Extracted information:

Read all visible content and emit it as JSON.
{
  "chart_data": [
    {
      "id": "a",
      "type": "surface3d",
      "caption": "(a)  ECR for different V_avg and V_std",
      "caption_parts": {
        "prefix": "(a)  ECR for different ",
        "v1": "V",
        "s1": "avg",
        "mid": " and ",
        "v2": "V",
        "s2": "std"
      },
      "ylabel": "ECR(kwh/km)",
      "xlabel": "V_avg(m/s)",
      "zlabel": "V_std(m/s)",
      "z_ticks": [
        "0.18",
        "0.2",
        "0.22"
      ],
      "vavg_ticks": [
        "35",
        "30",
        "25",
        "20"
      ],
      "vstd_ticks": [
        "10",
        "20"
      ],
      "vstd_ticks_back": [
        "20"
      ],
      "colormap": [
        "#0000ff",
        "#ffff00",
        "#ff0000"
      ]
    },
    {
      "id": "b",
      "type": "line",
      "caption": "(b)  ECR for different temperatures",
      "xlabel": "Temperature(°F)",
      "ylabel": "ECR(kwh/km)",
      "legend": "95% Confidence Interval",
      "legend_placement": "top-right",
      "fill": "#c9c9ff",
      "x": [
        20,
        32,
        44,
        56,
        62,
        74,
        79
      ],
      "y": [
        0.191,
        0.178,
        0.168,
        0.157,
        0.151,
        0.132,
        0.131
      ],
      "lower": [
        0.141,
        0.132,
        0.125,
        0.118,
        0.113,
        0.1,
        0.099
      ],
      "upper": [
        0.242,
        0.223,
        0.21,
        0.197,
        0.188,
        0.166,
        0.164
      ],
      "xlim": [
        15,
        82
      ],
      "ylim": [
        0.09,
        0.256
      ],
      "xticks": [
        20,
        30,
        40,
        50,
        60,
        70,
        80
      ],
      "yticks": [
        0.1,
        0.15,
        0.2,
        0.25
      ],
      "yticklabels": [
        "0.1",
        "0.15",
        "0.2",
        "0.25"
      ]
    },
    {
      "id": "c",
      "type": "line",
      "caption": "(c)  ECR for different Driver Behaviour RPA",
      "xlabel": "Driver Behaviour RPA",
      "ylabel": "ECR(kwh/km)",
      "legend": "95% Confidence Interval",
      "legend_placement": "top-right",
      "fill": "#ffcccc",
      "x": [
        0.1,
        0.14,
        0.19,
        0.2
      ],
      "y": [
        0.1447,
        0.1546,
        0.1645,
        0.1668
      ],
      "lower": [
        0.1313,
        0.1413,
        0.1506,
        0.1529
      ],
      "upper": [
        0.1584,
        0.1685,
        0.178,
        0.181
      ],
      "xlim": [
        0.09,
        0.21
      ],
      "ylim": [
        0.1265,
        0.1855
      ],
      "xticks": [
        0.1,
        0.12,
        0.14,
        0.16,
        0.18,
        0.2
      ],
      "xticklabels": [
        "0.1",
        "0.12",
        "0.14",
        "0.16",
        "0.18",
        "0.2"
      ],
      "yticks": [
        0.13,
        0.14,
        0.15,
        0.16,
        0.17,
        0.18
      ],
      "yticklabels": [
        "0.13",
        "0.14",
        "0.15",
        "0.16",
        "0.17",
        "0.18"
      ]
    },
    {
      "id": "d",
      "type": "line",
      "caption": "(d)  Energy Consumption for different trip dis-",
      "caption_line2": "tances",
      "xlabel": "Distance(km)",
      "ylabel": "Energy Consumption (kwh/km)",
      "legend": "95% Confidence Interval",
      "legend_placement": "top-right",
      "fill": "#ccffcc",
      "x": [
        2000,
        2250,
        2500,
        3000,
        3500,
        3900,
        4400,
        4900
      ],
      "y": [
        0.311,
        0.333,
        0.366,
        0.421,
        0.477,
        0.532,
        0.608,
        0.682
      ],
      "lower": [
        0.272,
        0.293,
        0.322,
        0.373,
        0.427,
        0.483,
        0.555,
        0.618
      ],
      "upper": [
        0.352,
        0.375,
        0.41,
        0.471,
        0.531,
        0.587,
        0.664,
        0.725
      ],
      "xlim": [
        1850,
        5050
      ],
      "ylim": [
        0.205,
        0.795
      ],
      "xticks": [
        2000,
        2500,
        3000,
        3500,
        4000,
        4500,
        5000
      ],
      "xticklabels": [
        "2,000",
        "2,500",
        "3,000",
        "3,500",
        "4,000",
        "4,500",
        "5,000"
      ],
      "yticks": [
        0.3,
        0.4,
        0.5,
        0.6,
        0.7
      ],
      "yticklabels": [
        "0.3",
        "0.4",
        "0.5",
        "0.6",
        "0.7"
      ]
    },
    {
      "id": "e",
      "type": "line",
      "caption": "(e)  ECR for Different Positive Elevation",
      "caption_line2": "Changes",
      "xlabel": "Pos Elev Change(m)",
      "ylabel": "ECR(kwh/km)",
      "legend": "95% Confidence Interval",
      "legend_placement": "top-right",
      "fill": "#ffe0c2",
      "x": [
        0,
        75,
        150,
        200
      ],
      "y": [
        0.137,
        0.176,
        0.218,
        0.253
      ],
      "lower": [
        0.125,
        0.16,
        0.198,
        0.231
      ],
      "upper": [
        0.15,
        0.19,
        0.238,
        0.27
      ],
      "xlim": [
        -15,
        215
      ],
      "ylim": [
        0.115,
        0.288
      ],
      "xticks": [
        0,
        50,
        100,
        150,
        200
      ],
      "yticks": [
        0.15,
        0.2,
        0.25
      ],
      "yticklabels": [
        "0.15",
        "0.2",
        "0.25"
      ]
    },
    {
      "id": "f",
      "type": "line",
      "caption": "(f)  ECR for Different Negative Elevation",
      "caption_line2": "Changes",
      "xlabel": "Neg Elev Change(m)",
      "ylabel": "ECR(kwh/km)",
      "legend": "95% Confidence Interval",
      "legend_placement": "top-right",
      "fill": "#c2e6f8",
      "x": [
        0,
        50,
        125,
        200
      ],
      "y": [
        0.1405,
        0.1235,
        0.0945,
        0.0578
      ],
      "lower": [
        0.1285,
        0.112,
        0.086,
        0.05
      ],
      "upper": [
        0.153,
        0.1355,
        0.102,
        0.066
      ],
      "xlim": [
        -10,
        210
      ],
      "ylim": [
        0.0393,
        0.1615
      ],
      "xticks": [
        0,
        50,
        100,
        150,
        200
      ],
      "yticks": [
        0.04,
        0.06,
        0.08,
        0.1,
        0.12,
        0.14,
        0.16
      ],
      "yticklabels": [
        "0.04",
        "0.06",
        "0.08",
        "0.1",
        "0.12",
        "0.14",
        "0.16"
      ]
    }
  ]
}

Instruction:
Search the listing above for the string "fill". Copy every line that contains it.

Task result:
      "fill": "#c9c9ff",
      "fill": "#ffcccc",
      "fill": "#ccffcc",
      "fill": "#ffe0c2",
      "fill": "#c2e6f8",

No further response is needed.